**TASK OBJECTIVE:** Repeat what the lines below say, word for word, and skip every image.

## BEGIN PROVIDED RECORDS

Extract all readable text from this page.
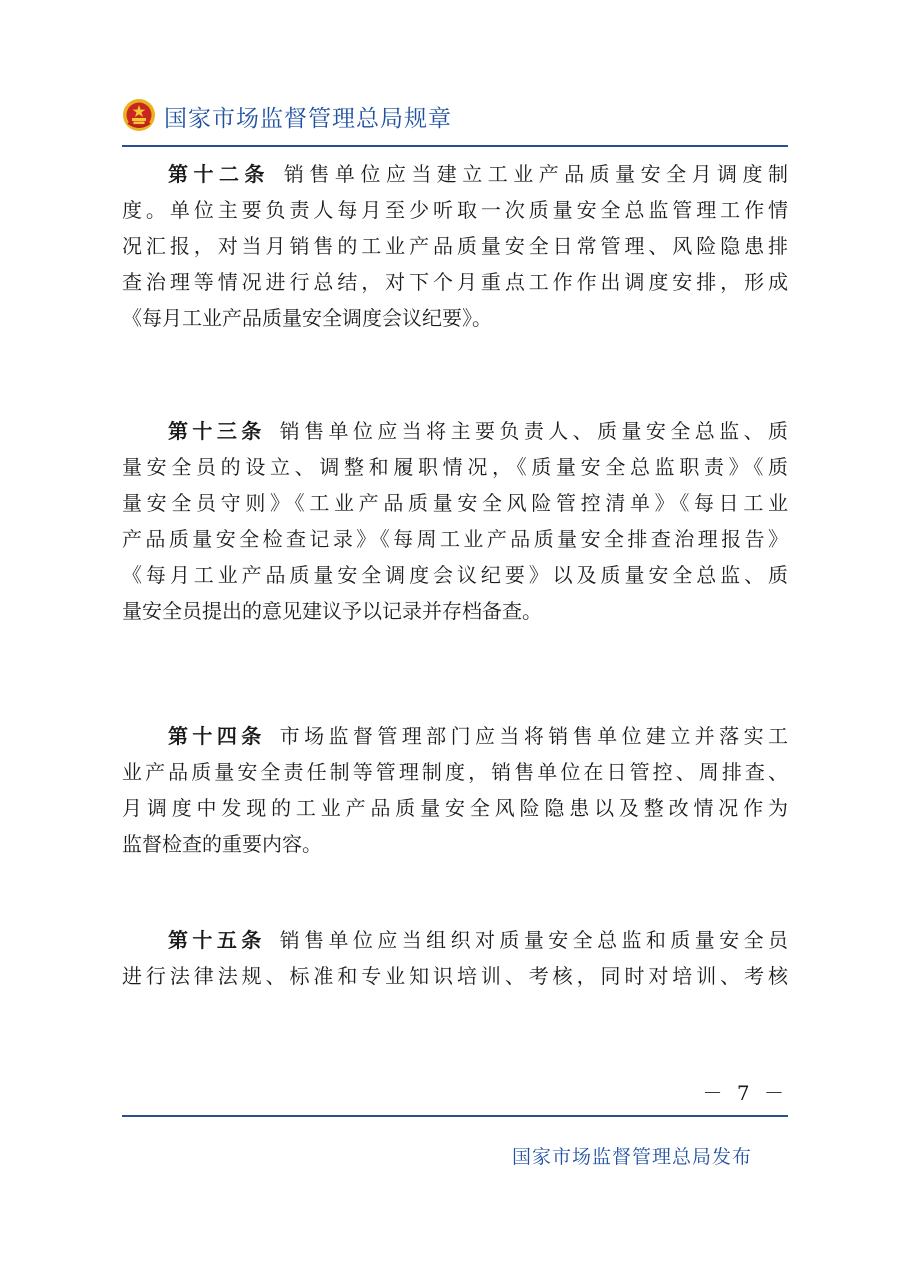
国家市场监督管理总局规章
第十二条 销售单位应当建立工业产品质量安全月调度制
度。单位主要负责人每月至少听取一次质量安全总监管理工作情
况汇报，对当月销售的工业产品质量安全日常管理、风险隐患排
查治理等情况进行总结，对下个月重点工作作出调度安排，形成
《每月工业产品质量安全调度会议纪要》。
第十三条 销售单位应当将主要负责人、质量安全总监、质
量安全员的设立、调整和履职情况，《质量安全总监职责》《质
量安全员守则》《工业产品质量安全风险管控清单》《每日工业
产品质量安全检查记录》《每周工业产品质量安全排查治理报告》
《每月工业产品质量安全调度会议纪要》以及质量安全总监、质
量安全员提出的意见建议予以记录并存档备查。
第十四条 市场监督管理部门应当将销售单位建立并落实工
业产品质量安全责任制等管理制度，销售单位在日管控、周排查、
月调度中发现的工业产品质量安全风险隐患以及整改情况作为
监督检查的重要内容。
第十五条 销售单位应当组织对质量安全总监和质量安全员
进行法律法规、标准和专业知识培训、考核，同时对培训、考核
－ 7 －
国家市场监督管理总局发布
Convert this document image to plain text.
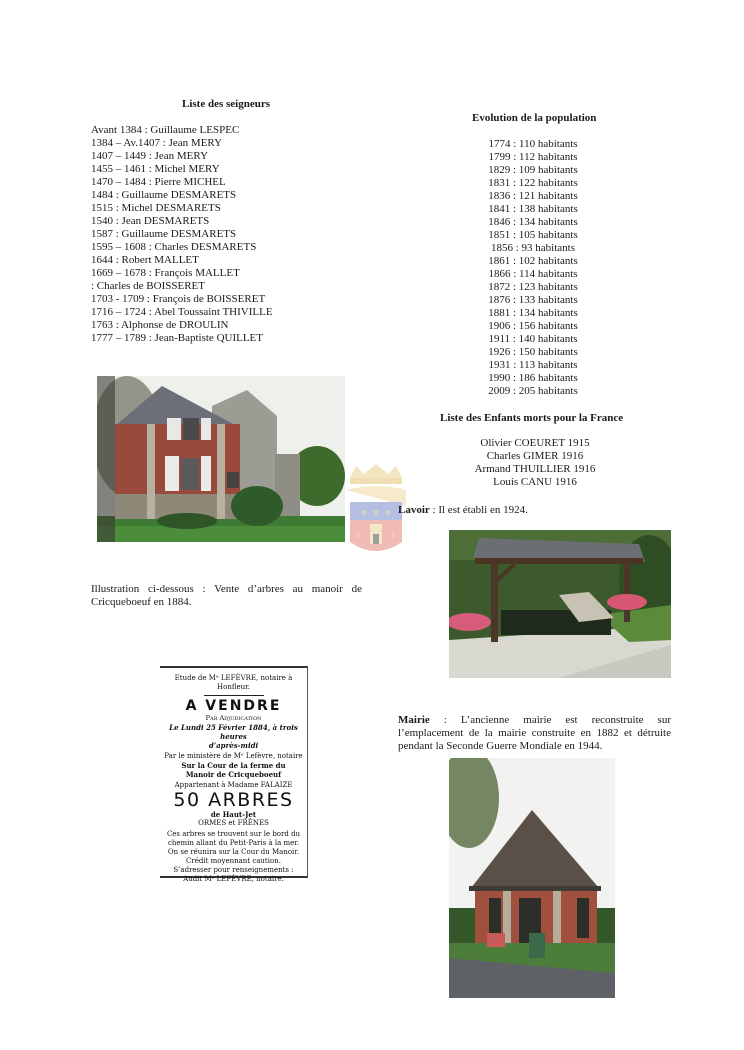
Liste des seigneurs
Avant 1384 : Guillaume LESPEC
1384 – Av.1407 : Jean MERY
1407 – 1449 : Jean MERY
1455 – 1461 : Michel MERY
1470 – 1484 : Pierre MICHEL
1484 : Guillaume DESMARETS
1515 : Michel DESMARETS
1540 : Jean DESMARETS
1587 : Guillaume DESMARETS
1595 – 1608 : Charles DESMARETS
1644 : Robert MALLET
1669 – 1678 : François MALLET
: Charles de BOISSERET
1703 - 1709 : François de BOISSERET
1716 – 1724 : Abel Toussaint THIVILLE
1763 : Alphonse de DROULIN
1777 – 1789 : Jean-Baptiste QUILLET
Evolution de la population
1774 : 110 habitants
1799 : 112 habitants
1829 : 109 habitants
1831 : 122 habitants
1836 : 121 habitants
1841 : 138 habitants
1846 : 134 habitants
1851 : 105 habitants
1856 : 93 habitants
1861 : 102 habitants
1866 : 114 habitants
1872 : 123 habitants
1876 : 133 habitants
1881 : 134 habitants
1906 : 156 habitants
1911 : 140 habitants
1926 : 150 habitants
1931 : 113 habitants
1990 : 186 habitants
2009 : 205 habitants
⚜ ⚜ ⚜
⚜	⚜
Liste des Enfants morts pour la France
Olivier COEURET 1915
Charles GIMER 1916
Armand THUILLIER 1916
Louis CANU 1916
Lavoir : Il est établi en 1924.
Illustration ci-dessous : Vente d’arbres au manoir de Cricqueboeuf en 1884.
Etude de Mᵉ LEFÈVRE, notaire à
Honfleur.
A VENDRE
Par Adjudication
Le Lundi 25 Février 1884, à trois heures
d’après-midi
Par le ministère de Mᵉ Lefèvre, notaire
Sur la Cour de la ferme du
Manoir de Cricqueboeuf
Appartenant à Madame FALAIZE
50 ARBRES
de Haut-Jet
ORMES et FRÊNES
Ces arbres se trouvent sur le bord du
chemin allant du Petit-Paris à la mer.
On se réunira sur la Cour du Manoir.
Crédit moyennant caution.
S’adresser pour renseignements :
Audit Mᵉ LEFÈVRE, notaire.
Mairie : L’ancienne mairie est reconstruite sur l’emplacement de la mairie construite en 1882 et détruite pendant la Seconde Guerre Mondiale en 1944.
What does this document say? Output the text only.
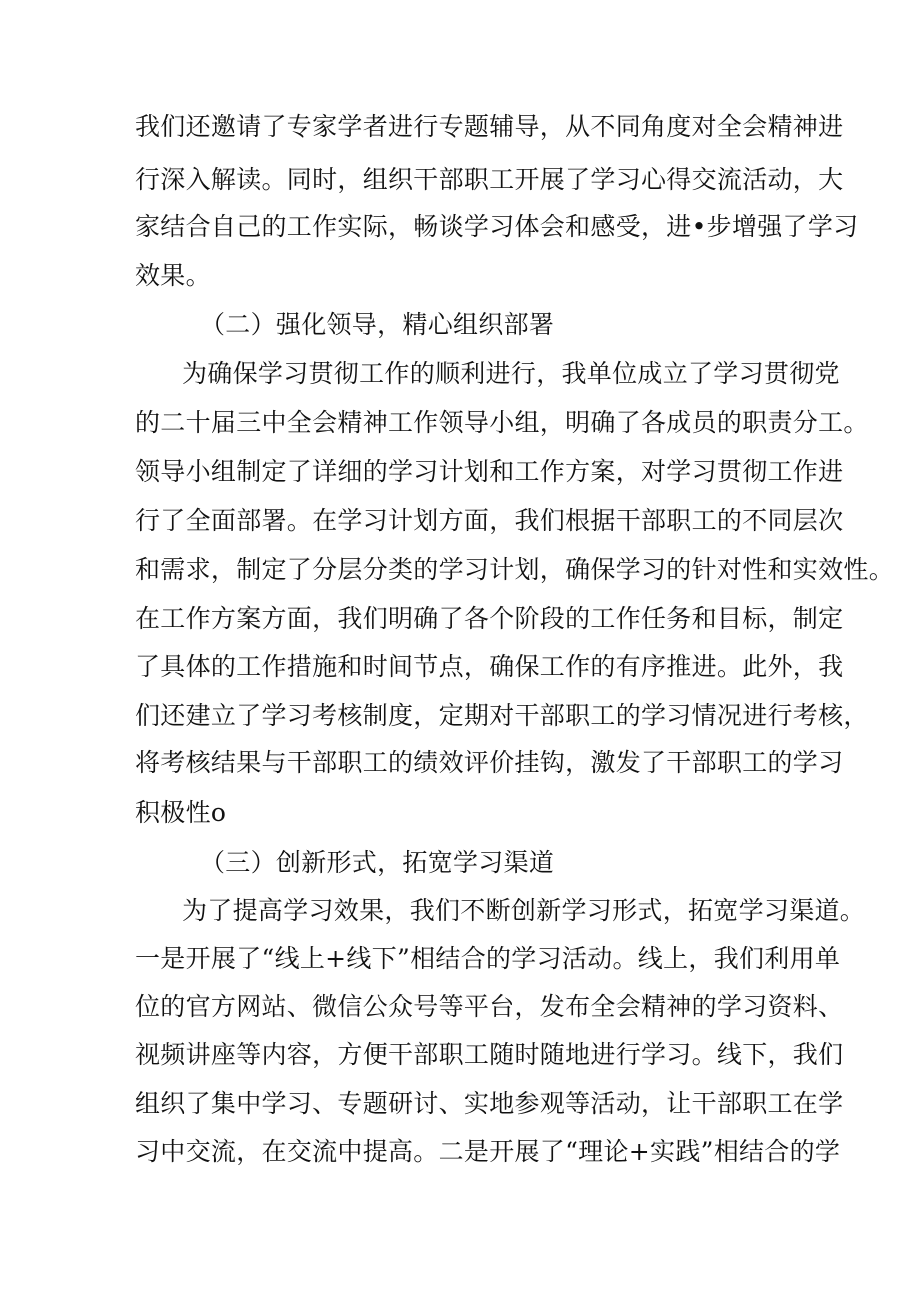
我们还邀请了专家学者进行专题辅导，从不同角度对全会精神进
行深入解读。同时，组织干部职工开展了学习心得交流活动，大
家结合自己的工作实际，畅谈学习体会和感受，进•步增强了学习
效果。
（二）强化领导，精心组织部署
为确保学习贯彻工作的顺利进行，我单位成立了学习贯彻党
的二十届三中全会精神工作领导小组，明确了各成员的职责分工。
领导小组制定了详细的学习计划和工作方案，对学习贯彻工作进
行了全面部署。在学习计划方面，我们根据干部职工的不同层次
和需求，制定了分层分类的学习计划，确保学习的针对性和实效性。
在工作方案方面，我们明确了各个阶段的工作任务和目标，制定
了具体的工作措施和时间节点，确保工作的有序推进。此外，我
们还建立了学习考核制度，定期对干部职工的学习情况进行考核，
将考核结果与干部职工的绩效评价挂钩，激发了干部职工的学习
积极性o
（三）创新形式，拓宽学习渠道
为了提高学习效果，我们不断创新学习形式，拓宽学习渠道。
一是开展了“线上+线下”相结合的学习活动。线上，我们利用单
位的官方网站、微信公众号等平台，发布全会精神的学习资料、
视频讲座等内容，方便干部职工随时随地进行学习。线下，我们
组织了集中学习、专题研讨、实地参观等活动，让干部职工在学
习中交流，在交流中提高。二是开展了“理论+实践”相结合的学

## END PROVIDED RECORDS

**EXERCISE SOLUTION:**
Extract all readable text from this page.
国家市场监督管理总局规章
第十二条 销售单位应当建立工业产品质量安全月调度制
度。单位主要负责人每月至少听取一次质量安全总监管理工作情
况汇报，对当月销售的工业产品质量安全日常管理、风险隐患排
查治理等情况进行总结，对下个月重点工作作出调度安排，形成
《每月工业产品质量安全调度会议纪要》。
第十三条 销售单位应当将主要负责人、质量安全总监、质
量安全员的设立、调整和履职情况，《质量安全总监职责》《质
量安全员守则》《工业产品质量安全风险管控清单》《每日工业
产品质量安全检查记录》《每周工业产品质量安全排查治理报告》
《每月工业产品质量安全调度会议纪要》以及质量安全总监、质
量安全员提出的意见建议予以记录并存档备查。
第十四条 市场监督管理部门应当将销售单位建立并落实工
业产品质量安全责任制等管理制度，销售单位在日管控、周排查、
月调度中发现的工业产品质量安全风险隐患以及整改情况作为
监督检查的重要内容。
第十五条 销售单位应当组织对质量安全总监和质量安全员
进行法律法规、标准和专业知识培训、考核，同时对培训、考核
－ 7 －
国家市场监督管理总局发布
Convert this document image to plain text.
Liste des seigneurs
Avant 1384 : Guillaume LESPEC
1384 – Av.1407 : Jean MERY
1407 – 1449 : Jean MERY
1455 – 1461 : Michel MERY
1470 – 1484 : Pierre MICHEL
1484 : Guillaume DESMARETS
1515 : Michel DESMARETS
1540 : Jean DESMARETS
1587 : Guillaume DESMARETS
1595 – 1608 : Charles DESMARETS
1644 : Robert MALLET
1669 – 1678 : François MALLET
: Charles de BOISSERET
1703 - 1709 : François de BOISSERET
1716 – 1724 : Abel Toussaint THIVILLE
1763 : Alphonse de DROULIN
1777 – 1789 : Jean-Baptiste QUILLET
Evolution de la population
1774 : 110 habitants
1799 : 112 habitants
1829 : 109 habitants
1831 : 122 habitants
1836 : 121 habitants
1841 : 138 habitants
1846 : 134 habitants
1851 : 105 habitants
1856 : 93 habitants
1861 : 102 habitants
1866 : 114 habitants
1872 : 123 habitants
1876 : 133 habitants
1881 : 134 habitants
1906 : 156 habitants
1911 : 140 habitants
1926 : 150 habitants
1931 : 113 habitants
1990 : 186 habitants
2009 : 205 habitants
⚜ ⚜ ⚜
⚜	⚜
Liste des Enfants morts pour la France
Olivier COEURET 1915
Charles GIMER 1916
Armand THUILLIER 1916
Louis CANU 1916
Lavoir : Il est établi en 1924.
Illustration ci-dessous : Vente d’arbres au manoir de Cricqueboeuf en 1884.
Etude de Mᵉ LEFÈVRE, notaire à
Honfleur.
A VENDRE
Par Adjudication
Le Lundi 25 Février 1884, à trois heures
d’après-midi
Par le ministère de Mᵉ Lefèvre, notaire
Sur la Cour de la ferme du
Manoir de Cricqueboeuf
Appartenant à Madame FALAIZE
50 ARBRES
de Haut-Jet
ORMES et FRÊNES
Ces arbres se trouvent sur le bord du
chemin allant du Petit-Paris à la mer.
On se réunira sur la Cour du Manoir.
Crédit moyennant caution.
S’adresser pour renseignements :
Audit Mᵉ LEFÈVRE, notaire.
Mairie : L’ancienne mairie est reconstruite sur l’emplacement de la mairie construite en 1882 et détruite pendant la Seconde Guerre Mondiale en 1944.
What does this document say? Output the text only.
我们还邀请了专家学者进行专题辅导，从不同角度对全会精神进
行深入解读。同时，组织干部职工开展了学习心得交流活动，大
家结合自己的工作实际，畅谈学习体会和感受，进•步增强了学习
效果。
（二）强化领导，精心组织部署
为确保学习贯彻工作的顺利进行，我单位成立了学习贯彻党
的二十届三中全会精神工作领导小组，明确了各成员的职责分工。
领导小组制定了详细的学习计划和工作方案，对学习贯彻工作进
行了全面部署。在学习计划方面，我们根据干部职工的不同层次
和需求，制定了分层分类的学习计划，确保学习的针对性和实效性。
在工作方案方面，我们明确了各个阶段的工作任务和目标，制定
了具体的工作措施和时间节点，确保工作的有序推进。此外，我
们还建立了学习考核制度，定期对干部职工的学习情况进行考核，
将考核结果与干部职工的绩效评价挂钩，激发了干部职工的学习
积极性o
（三）创新形式，拓宽学习渠道
为了提高学习效果，我们不断创新学习形式，拓宽学习渠道。
一是开展了“线上+线下”相结合的学习活动。线上，我们利用单
位的官方网站、微信公众号等平台，发布全会精神的学习资料、
视频讲座等内容，方便干部职工随时随地进行学习。线下，我们
组织了集中学习、专题研讨、实地参观等活动，让干部职工在学
习中交流，在交流中提高。二是开展了“理论+实践”相结合的学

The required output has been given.